==== Material provided ====

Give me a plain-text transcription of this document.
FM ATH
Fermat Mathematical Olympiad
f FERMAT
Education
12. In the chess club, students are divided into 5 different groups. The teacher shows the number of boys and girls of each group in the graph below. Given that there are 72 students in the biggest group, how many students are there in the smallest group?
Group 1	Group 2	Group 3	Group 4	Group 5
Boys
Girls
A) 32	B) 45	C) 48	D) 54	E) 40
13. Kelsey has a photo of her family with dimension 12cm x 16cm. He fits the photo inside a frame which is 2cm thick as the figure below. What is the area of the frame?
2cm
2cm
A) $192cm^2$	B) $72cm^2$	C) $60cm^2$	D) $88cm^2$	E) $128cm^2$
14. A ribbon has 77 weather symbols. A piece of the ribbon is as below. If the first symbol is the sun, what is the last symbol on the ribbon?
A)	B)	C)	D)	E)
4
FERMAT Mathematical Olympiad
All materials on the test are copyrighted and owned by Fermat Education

====

Go through the records and gather the lines that hold "Olympiad".

Fermat Mathematical Olympiad
FERMAT Mathematical Olympiad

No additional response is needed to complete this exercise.